-- Requirements --
Say how many lines of the records contain the string "category", treating uppercase and lowercase as different, and give only that number.
☆ ☆ ☆ ☆ ☆ ☆ ☆
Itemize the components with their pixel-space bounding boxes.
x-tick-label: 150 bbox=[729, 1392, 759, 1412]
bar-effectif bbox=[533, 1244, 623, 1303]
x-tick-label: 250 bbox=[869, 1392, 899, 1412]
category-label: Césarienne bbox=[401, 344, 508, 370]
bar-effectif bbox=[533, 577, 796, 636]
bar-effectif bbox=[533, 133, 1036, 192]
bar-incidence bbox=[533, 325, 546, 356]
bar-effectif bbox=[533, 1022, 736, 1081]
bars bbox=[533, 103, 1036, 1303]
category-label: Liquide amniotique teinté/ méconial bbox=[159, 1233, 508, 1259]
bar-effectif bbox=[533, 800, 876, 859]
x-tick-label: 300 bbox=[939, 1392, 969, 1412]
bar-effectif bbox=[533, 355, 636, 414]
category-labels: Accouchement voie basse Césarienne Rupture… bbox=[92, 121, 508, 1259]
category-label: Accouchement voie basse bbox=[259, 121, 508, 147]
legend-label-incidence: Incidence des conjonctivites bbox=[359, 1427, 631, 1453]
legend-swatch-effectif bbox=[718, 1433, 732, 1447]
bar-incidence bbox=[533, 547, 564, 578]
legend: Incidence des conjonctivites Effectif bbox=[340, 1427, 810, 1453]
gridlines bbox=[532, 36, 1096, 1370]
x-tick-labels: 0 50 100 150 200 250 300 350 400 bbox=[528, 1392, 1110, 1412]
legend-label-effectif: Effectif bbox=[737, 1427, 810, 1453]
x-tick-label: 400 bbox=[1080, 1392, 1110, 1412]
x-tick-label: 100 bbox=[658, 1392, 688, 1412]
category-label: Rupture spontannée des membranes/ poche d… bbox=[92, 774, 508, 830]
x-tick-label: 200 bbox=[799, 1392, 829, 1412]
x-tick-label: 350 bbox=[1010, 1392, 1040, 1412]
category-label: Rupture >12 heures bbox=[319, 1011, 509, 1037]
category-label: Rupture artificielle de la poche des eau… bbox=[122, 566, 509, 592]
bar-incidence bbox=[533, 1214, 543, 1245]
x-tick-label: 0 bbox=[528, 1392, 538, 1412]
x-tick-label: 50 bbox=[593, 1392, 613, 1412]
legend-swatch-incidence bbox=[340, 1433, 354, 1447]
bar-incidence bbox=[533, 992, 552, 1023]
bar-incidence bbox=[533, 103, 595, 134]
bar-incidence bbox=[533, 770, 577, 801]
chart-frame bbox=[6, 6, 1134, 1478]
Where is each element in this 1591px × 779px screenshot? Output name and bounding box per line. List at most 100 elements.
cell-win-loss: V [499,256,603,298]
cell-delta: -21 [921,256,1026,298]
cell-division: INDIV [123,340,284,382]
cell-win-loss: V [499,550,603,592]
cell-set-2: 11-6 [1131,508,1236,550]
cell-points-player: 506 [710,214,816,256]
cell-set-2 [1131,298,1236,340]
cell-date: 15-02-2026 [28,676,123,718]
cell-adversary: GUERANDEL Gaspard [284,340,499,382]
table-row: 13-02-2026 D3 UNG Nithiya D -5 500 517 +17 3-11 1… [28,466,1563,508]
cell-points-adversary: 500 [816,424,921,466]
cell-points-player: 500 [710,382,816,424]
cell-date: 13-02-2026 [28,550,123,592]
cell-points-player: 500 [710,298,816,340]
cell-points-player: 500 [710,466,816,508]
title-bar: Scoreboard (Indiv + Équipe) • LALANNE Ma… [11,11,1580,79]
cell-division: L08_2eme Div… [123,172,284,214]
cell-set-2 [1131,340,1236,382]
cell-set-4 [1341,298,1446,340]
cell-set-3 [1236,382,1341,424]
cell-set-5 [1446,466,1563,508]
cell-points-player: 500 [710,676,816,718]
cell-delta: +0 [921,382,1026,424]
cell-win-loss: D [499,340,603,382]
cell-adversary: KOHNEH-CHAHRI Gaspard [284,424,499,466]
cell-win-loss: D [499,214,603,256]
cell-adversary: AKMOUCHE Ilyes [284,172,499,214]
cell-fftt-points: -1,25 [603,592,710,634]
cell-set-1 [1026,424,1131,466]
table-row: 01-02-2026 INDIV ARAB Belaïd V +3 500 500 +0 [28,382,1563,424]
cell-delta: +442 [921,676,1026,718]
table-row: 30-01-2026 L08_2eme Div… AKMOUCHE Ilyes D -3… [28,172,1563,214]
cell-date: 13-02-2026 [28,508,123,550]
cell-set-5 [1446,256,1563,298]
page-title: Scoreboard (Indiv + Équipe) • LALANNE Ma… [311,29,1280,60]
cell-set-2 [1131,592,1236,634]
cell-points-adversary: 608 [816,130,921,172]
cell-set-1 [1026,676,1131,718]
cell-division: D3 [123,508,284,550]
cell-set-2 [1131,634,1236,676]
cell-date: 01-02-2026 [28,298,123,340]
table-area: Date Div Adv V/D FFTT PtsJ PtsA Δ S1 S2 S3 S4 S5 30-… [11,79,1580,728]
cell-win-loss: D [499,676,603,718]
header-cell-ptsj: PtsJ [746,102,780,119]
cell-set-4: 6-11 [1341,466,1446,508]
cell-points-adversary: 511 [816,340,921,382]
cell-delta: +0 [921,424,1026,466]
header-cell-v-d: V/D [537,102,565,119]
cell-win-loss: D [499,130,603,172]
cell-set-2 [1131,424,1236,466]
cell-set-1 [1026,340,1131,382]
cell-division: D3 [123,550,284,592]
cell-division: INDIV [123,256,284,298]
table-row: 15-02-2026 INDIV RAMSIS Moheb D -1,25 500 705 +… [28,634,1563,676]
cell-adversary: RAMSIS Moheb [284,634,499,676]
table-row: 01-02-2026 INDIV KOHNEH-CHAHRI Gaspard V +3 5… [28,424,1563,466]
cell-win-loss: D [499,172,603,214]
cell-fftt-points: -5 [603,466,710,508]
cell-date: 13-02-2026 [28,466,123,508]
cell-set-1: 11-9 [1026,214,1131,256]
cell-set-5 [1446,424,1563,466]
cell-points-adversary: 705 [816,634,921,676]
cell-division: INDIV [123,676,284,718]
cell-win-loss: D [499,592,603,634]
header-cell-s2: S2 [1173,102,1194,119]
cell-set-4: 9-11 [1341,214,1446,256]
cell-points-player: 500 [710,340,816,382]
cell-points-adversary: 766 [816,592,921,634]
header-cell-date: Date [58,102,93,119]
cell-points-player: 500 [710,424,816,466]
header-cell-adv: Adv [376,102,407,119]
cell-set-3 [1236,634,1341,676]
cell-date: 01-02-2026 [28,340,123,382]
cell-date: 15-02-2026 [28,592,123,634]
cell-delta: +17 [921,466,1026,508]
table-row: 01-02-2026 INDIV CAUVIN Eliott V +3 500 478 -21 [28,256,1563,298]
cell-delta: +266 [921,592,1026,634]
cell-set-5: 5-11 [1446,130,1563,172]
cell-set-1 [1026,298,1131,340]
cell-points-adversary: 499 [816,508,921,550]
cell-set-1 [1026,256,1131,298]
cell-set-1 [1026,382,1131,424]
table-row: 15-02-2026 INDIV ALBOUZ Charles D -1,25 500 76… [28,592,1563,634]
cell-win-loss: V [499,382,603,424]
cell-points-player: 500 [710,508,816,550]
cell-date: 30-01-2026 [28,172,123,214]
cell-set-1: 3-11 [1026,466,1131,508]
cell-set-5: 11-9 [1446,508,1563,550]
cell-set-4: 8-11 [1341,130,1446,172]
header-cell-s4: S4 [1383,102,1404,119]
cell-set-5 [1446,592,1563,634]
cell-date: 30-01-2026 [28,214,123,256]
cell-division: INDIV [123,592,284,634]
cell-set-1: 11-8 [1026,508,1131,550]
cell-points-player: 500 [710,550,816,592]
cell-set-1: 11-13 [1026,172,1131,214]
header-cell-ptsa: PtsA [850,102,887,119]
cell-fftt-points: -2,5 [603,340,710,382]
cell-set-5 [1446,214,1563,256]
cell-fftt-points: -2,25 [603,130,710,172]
☆ ☆ ☆ ☆ ☆ ☆ ☆
-- Task solution --
7